(WRITTEN INSTRUCTION) Type out the data exactly as given. Skip any image.

(INFORMATION SUPPLIED)
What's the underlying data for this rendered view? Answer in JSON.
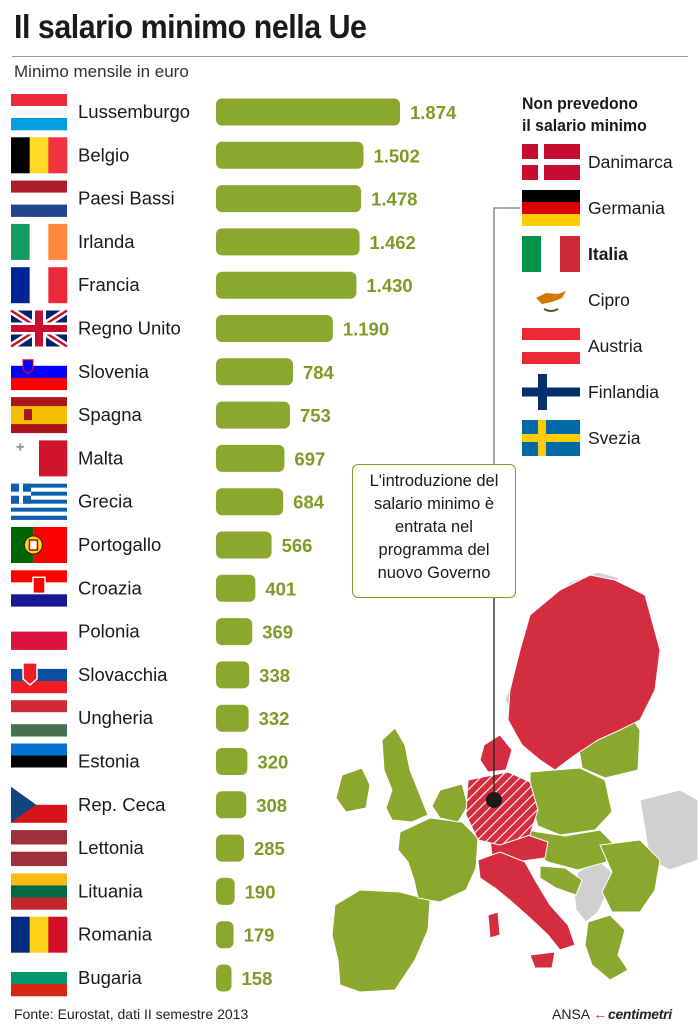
{
  "title": "Il salario minimo nella Ue",
  "subtitle": "Minimo mensile in euro",
  "source": "Fonte: Eurostat, dati II semestre 2013",
  "credit": {
    "agency": "ANSA",
    "brand": "centimetri"
  },
  "colors": {
    "bar": "#8ba82e",
    "value_text": "#7d9b26",
    "no_min_wage": "#d42d3f",
    "map_other": "#8ba82e",
    "non_eu": "#d0d0d0",
    "sea": "#ffffff"
  },
  "chart_data": {
    "type": "bar",
    "orientation": "horizontal",
    "title": "Il salario minimo nella Ue",
    "subtitle": "Minimo mensile in euro",
    "categories": [
      "Lussemburgo",
      "Belgio",
      "Paesi Bassi",
      "Irlanda",
      "Francia",
      "Regno Unito",
      "Slovenia",
      "Spagna",
      "Malta",
      "Grecia",
      "Portogallo",
      "Croazia",
      "Polonia",
      "Slovacchia",
      "Ungheria",
      "Estonia",
      "Rep. Ceca",
      "Lettonia",
      "Lituania",
      "Romania",
      "Bugaria"
    ],
    "values": [
      1874,
      1502,
      1478,
      1462,
      1430,
      1190,
      784,
      753,
      697,
      684,
      566,
      401,
      369,
      338,
      332,
      320,
      308,
      285,
      190,
      179,
      158
    ],
    "value_labels": [
      "1.874",
      "1.502",
      "1.478",
      "1.462",
      "1.430",
      "1.190",
      "784",
      "753",
      "697",
      "684",
      "566",
      "401",
      "369",
      "338",
      "332",
      "320",
      "308",
      "285",
      "190",
      "179",
      "158"
    ],
    "xlim": [
      0,
      1874
    ],
    "grid": false,
    "legend": "none"
  },
  "flags": [
    {
      "type": "h",
      "stripes": [
        "#ed2939",
        "#ffffff",
        "#00a1de"
      ]
    },
    {
      "type": "v",
      "stripes": [
        "#000000",
        "#fdda24",
        "#ef3340"
      ]
    },
    {
      "type": "h",
      "stripes": [
        "#ae1c28",
        "#ffffff",
        "#21468b"
      ]
    },
    {
      "type": "v",
      "stripes": [
        "#169b62",
        "#ffffff",
        "#ff883e"
      ]
    },
    {
      "type": "v",
      "stripes": [
        "#002395",
        "#ffffff",
        "#ed2939"
      ]
    },
    {
      "type": "uk"
    },
    {
      "type": "h",
      "stripes": [
        "#ffffff",
        "#0000ff",
        "#ff0000"
      ],
      "emblem": "slovenia-coat-icon"
    },
    {
      "type": "spain",
      "emblem": "spain-coat-icon"
    },
    {
      "type": "v2",
      "stripes": [
        "#ffffff",
        "#cf142b"
      ],
      "emblem": "george-cross-icon"
    },
    {
      "type": "greece"
    },
    {
      "type": "portugal",
      "emblem": "portugal-sphere-icon"
    },
    {
      "type": "h",
      "stripes": [
        "#ff0000",
        "#ffffff",
        "#171796"
      ],
      "emblem": "croatia-checker-icon"
    },
    {
      "type": "h2",
      "stripes": [
        "#ffffff",
        "#dc143c"
      ]
    },
    {
      "type": "h",
      "stripes": [
        "#ffffff",
        "#0b4ea2",
        "#ee1c25"
      ],
      "emblem": "slovakia-coat-icon"
    },
    {
      "type": "h",
      "stripes": [
        "#ce2939",
        "#ffffff",
        "#477050"
      ]
    },
    {
      "type": "h",
      "stripes": [
        "#0072ce",
        "#000000",
        "#ffffff"
      ]
    },
    {
      "type": "czech"
    },
    {
      "type": "latvia"
    },
    {
      "type": "h",
      "stripes": [
        "#fdb913",
        "#006a44",
        "#c1272d"
      ]
    },
    {
      "type": "v",
      "stripes": [
        "#002b7f",
        "#fcd116",
        "#ce1126"
      ]
    },
    {
      "type": "h",
      "stripes": [
        "#ffffff",
        "#00966e",
        "#d62612"
      ]
    }
  ],
  "no_min_wage": {
    "title_lines": [
      "Non prevedono",
      "il salario minimo"
    ],
    "countries": [
      {
        "name": "Danimarca",
        "flag": "denmark",
        "bold": false
      },
      {
        "name": "Germania",
        "flag": "germany",
        "bold": false
      },
      {
        "name": "Italia",
        "flag": "italy",
        "bold": true
      },
      {
        "name": "Cipro",
        "flag": "cyprus",
        "bold": false
      },
      {
        "name": "Austria",
        "flag": "austria",
        "bold": false
      },
      {
        "name": "Finlandia",
        "flag": "finland",
        "bold": false
      },
      {
        "name": "Svezia",
        "flag": "sweden",
        "bold": false
      }
    ]
  },
  "callout_lines": [
    "L'introduzione del",
    "salario minimo è",
    "entrata nel",
    "programma del",
    "nuovo Governo"
  ]
}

(EXERCISE SOLUTION)
What's the underlying data for this rendered view? Answer in JSON.
{
  "title": "Il salario minimo nella Ue",
  "subtitle": "Minimo mensile in euro",
  "source": "Fonte: Eurostat, dati II semestre 2013",
  "credit": {
    "agency": "ANSA",
    "brand": "centimetri"
  },
  "colors": {
    "bar": "#8ba82e",
    "value_text": "#7d9b26",
    "no_min_wage": "#d42d3f",
    "map_other": "#8ba82e",
    "non_eu": "#d0d0d0",
    "sea": "#ffffff"
  },
  "chart_data": {
    "type": "bar",
    "orientation": "horizontal",
    "title": "Il salario minimo nella Ue",
    "subtitle": "Minimo mensile in euro",
    "categories": [
      "Lussemburgo",
      "Belgio",
      "Paesi Bassi",
      "Irlanda",
      "Francia",
      "Regno Unito",
      "Slovenia",
      "Spagna",
      "Malta",
      "Grecia",
      "Portogallo",
      "Croazia",
      "Polonia",
      "Slovacchia",
      "Ungheria",
      "Estonia",
      "Rep. Ceca",
      "Lettonia",
      "Lituania",
      "Romania",
      "Bugaria"
    ],
    "values": [
      1874,
      1502,
      1478,
      1462,
      1430,
      1190,
      784,
      753,
      697,
      684,
      566,
      401,
      369,
      338,
      332,
      320,
      308,
      285,
      190,
      179,
      158
    ],
    "value_labels": [
      "1.874",
      "1.502",
      "1.478",
      "1.462",
      "1.430",
      "1.190",
      "784",
      "753",
      "697",
      "684",
      "566",
      "401",
      "369",
      "338",
      "332",
      "320",
      "308",
      "285",
      "190",
      "179",
      "158"
    ],
    "xlim": [
      0,
      1874
    ],
    "grid": false,
    "legend": "none"
  },
  "flags": [
    {
      "type": "h",
      "stripes": [
        "#ed2939",
        "#ffffff",
        "#00a1de"
      ]
    },
    {
      "type": "v",
      "stripes": [
        "#000000",
        "#fdda24",
        "#ef3340"
      ]
    },
    {
      "type": "h",
      "stripes": [
        "#ae1c28",
        "#ffffff",
        "#21468b"
      ]
    },
    {
      "type": "v",
      "stripes": [
        "#169b62",
        "#ffffff",
        "#ff883e"
      ]
    },
    {
      "type": "v",
      "stripes": [
        "#002395",
        "#ffffff",
        "#ed2939"
      ]
    },
    {
      "type": "uk"
    },
    {
      "type": "h",
      "stripes": [
        "#ffffff",
        "#0000ff",
        "#ff0000"
      ],
      "emblem": "slovenia-coat-icon"
    },
    {
      "type": "spain",
      "emblem": "spain-coat-icon"
    },
    {
      "type": "v2",
      "stripes": [
        "#ffffff",
        "#cf142b"
      ],
      "emblem": "george-cross-icon"
    },
    {
      "type": "greece"
    },
    {
      "type": "portugal",
      "emblem": "portugal-sphere-icon"
    },
    {
      "type": "h",
      "stripes": [
        "#ff0000",
        "#ffffff",
        "#171796"
      ],
      "emblem": "croatia-checker-icon"
    },
    {
      "type": "h2",
      "stripes": [
        "#ffffff",
        "#dc143c"
      ]
    },
    {
      "type": "h",
      "stripes": [
        "#ffffff",
        "#0b4ea2",
        "#ee1c25"
      ],
      "emblem": "slovakia-coat-icon"
    },
    {
      "type": "h",
      "stripes": [
        "#ce2939",
        "#ffffff",
        "#477050"
      ]
    },
    {
      "type": "h",
      "stripes": [
        "#0072ce",
        "#000000",
        "#ffffff"
      ]
    },
    {
      "type": "czech"
    },
    {
      "type": "latvia"
    },
    {
      "type": "h",
      "stripes": [
        "#fdb913",
        "#006a44",
        "#c1272d"
      ]
    },
    {
      "type": "v",
      "stripes": [
        "#002b7f",
        "#fcd116",
        "#ce1126"
      ]
    },
    {
      "type": "h",
      "stripes": [
        "#ffffff",
        "#00966e",
        "#d62612"
      ]
    }
  ],
  "no_min_wage": {
    "title_lines": [
      "Non prevedono",
      "il salario minimo"
    ],
    "countries": [
      {
        "name": "Danimarca",
        "flag": "denmark",
        "bold": false
      },
      {
        "name": "Germania",
        "flag": "germany",
        "bold": false
      },
      {
        "name": "Italia",
        "flag": "italy",
        "bold": true
      },
      {
        "name": "Cipro",
        "flag": "cyprus",
        "bold": false
      },
      {
        "name": "Austria",
        "flag": "austria",
        "bold": false
      },
      {
        "name": "Finlandia",
        "flag": "finland",
        "bold": false
      },
      {
        "name": "Svezia",
        "flag": "sweden",
        "bold": false
      }
    ]
  },
  "callout_lines": [
    "L'introduzione del",
    "salario minimo è",
    "entrata nel",
    "programma del",
    "nuovo Governo"
  ]
}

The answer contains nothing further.